[Data records]
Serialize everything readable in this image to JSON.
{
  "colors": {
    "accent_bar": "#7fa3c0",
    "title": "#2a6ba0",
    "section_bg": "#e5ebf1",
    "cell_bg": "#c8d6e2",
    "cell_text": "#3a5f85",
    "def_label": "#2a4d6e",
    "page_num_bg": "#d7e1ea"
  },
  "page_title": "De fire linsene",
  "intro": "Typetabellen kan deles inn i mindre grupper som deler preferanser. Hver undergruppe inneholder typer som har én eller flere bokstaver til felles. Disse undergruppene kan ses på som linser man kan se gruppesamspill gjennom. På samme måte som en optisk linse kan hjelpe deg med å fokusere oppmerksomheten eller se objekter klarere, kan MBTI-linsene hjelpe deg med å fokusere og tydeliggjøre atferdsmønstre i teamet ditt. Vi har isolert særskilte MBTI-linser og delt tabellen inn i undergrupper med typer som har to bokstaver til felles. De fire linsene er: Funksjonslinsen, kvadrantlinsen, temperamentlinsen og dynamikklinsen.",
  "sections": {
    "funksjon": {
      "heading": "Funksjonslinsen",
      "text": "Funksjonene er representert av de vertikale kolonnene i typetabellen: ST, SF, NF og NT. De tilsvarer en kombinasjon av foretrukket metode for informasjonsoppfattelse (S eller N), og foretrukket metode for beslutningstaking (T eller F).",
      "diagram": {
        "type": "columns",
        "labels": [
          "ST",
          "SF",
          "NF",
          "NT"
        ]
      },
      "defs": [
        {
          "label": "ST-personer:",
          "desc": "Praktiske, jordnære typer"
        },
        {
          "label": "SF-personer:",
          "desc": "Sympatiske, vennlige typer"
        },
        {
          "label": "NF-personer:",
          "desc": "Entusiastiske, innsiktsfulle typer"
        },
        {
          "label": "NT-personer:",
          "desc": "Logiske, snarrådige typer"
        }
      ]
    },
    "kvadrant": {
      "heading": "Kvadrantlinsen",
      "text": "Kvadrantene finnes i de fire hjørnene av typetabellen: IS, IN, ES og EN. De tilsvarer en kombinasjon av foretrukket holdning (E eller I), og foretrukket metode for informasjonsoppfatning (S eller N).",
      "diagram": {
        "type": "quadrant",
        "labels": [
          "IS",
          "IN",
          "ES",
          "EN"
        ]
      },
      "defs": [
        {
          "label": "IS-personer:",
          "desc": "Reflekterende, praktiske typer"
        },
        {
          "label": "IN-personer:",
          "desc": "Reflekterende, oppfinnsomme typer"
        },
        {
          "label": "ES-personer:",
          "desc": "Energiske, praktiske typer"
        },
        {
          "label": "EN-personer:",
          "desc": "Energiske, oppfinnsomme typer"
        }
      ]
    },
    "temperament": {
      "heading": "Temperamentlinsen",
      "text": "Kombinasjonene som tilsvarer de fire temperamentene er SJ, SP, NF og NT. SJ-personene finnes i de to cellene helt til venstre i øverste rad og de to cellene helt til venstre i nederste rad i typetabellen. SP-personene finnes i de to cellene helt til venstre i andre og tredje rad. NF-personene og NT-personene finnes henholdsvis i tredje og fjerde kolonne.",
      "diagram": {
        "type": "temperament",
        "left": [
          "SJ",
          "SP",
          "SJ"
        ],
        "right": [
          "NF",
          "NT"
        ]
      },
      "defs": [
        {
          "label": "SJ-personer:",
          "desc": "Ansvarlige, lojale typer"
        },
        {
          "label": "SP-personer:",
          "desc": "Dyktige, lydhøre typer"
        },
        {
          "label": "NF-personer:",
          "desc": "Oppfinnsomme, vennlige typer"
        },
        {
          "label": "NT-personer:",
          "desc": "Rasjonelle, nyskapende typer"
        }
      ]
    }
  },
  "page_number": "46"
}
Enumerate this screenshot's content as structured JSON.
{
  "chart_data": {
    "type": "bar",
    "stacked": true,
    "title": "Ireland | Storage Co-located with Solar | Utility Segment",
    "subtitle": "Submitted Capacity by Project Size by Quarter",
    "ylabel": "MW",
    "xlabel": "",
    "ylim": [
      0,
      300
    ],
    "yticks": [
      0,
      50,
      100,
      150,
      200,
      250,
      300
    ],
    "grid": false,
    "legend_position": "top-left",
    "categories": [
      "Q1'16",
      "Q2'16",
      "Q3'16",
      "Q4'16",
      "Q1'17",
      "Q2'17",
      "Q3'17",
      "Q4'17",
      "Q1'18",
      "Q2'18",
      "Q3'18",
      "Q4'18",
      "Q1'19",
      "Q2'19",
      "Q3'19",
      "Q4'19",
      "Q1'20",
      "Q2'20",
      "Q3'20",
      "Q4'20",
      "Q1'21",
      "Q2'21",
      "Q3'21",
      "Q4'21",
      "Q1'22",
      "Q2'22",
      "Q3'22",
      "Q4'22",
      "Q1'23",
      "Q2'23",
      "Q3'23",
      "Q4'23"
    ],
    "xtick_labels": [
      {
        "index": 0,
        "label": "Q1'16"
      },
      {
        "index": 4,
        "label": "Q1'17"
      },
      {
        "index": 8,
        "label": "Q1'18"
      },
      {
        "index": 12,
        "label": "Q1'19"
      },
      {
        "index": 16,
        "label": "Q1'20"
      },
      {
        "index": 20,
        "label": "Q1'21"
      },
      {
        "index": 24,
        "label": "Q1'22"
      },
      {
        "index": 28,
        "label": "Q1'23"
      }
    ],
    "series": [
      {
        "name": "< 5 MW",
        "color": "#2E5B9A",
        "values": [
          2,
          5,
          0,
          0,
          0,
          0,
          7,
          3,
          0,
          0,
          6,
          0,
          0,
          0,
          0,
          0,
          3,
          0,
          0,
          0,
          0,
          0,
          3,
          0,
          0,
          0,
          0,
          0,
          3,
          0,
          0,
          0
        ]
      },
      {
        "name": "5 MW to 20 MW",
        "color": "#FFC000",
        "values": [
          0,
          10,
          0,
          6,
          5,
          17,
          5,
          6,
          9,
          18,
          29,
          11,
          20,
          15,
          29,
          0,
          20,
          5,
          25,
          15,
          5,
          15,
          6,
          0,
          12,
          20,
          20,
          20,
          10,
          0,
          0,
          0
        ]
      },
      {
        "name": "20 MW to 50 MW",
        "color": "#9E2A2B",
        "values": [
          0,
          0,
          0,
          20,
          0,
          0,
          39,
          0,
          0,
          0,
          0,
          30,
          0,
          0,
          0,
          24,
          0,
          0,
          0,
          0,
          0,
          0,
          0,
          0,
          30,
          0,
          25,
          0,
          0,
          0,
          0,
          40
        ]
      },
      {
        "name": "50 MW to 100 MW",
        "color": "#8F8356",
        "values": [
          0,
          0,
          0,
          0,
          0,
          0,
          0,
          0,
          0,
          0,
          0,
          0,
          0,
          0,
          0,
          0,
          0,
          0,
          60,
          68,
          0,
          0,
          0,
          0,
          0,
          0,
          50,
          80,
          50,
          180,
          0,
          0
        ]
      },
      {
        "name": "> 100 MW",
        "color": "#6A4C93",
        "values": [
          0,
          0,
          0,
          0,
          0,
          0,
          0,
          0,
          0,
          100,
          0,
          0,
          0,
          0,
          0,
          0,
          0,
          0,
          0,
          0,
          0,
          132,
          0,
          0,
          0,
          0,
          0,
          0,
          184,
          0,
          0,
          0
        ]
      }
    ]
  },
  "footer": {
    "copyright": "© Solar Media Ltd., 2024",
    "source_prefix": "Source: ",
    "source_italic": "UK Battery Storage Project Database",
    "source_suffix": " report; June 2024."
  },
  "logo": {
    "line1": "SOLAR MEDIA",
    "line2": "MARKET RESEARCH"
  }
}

TASK DESCRIPTION:
Using the listing above, gather each line that holds the string "Project" and copy it.

RESULT BELOW:
    "subtitle": "Submitted Capacity by Project Size by Quarter",
    "source_italic": "UK Battery Storage Project Database",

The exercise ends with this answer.